Given instruction:
From the listing below, extract each line containing the string "this".

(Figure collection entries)
══════════
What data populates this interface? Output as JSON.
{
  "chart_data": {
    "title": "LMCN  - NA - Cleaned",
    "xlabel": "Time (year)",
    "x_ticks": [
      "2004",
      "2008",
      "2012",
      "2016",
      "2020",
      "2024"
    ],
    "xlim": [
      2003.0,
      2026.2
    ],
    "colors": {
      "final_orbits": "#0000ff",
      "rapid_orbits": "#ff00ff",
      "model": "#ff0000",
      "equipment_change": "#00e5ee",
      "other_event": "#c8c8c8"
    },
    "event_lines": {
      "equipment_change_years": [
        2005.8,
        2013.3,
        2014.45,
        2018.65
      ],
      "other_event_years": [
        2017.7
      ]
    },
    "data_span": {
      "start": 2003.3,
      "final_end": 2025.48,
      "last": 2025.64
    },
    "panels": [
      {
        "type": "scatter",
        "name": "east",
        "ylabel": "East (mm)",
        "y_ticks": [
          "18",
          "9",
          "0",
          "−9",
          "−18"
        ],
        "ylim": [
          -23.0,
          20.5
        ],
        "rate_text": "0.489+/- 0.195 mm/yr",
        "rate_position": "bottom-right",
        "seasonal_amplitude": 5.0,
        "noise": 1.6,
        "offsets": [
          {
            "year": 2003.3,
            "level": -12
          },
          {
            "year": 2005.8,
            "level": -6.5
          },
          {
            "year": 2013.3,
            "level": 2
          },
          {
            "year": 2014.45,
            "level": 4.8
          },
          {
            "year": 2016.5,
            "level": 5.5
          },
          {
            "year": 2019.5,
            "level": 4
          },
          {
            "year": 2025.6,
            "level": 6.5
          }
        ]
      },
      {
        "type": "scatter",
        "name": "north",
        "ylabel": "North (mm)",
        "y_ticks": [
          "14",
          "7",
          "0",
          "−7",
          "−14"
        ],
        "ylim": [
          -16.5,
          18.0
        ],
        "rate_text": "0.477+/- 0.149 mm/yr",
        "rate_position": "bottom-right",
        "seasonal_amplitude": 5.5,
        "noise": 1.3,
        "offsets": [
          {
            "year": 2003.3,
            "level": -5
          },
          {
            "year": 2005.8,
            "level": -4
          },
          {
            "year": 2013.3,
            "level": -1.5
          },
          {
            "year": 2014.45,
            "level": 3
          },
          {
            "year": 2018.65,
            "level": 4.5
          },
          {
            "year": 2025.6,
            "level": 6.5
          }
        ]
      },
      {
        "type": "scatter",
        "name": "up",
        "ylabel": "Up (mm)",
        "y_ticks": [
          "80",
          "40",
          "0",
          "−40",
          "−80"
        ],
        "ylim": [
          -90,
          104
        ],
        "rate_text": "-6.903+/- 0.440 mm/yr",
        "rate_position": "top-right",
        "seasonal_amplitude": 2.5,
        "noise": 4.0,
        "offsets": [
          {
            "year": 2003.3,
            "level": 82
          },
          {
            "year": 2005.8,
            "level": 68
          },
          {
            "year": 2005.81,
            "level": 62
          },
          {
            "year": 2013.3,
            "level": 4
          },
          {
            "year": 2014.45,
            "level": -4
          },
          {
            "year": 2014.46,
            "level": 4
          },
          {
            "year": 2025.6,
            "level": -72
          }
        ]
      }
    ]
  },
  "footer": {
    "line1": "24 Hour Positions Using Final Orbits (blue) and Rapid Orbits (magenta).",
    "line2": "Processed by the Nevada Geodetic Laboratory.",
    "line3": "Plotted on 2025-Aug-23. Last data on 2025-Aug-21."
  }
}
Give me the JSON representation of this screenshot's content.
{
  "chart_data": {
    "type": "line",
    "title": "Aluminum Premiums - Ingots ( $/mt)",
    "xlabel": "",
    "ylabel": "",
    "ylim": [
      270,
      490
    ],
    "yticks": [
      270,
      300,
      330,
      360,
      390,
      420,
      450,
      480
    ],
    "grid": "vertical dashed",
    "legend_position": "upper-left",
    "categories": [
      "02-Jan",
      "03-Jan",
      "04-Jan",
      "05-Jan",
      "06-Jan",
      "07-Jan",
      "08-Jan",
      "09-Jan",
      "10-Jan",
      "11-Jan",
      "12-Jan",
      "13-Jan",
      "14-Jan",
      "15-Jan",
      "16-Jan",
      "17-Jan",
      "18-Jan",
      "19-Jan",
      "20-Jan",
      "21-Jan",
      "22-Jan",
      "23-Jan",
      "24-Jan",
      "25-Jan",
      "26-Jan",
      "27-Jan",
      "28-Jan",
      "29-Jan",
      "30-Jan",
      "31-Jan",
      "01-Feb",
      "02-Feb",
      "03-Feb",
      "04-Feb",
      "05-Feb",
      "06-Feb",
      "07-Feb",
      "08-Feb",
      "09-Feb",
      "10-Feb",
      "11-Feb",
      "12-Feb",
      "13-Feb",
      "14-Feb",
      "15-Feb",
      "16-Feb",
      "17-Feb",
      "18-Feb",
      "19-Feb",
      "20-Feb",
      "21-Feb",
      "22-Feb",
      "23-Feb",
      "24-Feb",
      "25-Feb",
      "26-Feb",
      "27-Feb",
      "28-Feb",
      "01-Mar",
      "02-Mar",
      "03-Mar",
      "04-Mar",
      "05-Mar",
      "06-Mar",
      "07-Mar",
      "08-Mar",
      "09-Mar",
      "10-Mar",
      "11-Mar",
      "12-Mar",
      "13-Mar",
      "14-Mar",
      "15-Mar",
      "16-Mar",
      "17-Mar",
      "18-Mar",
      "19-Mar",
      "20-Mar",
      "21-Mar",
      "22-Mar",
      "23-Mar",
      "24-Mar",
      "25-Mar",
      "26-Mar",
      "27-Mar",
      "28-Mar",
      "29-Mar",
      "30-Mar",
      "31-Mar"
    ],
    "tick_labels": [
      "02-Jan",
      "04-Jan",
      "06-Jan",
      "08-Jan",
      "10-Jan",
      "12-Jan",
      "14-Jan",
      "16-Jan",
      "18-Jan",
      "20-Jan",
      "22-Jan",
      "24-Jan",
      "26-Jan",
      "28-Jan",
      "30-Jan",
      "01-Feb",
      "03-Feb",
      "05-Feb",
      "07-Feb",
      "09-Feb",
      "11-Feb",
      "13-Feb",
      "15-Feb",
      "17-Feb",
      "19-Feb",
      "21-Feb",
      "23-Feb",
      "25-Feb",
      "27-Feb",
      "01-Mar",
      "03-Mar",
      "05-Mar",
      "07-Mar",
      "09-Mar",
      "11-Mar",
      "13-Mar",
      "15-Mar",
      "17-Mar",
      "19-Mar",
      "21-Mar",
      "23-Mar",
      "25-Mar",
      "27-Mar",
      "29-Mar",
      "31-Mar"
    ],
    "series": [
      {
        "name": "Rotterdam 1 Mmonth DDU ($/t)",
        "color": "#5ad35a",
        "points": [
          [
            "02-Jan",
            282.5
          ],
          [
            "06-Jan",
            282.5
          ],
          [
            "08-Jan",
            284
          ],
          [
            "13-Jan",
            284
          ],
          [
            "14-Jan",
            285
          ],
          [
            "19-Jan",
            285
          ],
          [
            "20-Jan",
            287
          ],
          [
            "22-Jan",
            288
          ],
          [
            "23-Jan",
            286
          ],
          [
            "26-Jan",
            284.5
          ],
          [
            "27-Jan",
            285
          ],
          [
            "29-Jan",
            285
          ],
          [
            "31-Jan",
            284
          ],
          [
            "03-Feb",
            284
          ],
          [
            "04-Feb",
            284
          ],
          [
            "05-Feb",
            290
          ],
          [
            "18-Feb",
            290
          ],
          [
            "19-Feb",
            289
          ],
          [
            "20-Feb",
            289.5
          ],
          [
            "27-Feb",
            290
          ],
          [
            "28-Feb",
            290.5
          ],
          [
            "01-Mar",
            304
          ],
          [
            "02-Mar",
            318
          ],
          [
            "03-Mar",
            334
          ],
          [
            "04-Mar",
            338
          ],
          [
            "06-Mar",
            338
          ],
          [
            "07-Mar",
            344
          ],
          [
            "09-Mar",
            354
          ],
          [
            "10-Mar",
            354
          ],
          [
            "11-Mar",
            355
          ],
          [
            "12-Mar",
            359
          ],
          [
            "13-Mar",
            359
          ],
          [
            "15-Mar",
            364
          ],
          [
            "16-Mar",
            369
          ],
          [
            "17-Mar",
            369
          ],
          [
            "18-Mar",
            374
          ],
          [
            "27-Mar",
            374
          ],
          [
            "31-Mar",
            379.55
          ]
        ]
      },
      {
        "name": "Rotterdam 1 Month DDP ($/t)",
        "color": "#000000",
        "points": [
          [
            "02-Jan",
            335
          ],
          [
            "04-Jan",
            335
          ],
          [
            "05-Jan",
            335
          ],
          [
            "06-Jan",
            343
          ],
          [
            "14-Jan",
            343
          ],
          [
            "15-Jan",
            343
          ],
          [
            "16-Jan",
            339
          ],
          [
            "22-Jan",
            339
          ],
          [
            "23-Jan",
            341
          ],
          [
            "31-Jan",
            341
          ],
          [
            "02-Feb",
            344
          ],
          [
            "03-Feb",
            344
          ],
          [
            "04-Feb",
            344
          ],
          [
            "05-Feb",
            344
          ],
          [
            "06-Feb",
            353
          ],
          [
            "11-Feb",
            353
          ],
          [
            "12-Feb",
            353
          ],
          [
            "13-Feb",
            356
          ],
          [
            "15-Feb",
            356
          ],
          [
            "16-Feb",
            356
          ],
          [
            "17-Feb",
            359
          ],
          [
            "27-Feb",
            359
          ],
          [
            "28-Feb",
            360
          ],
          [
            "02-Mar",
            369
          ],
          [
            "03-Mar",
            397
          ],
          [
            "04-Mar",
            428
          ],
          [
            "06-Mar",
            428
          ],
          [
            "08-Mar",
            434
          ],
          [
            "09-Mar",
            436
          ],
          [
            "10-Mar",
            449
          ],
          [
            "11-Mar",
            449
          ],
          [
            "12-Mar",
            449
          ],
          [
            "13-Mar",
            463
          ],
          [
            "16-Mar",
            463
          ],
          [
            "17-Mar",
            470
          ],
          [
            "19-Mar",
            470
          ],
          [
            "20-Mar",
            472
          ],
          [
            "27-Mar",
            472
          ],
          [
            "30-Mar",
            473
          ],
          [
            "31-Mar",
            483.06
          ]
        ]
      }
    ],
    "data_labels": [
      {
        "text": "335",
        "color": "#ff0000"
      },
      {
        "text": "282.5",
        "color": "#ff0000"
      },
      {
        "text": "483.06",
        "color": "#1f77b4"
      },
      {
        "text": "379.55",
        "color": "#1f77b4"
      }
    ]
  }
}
══════════
Exercise result:
What data populates this interface? Output as JSON.
Give me the JSON representation of this screenshot's content.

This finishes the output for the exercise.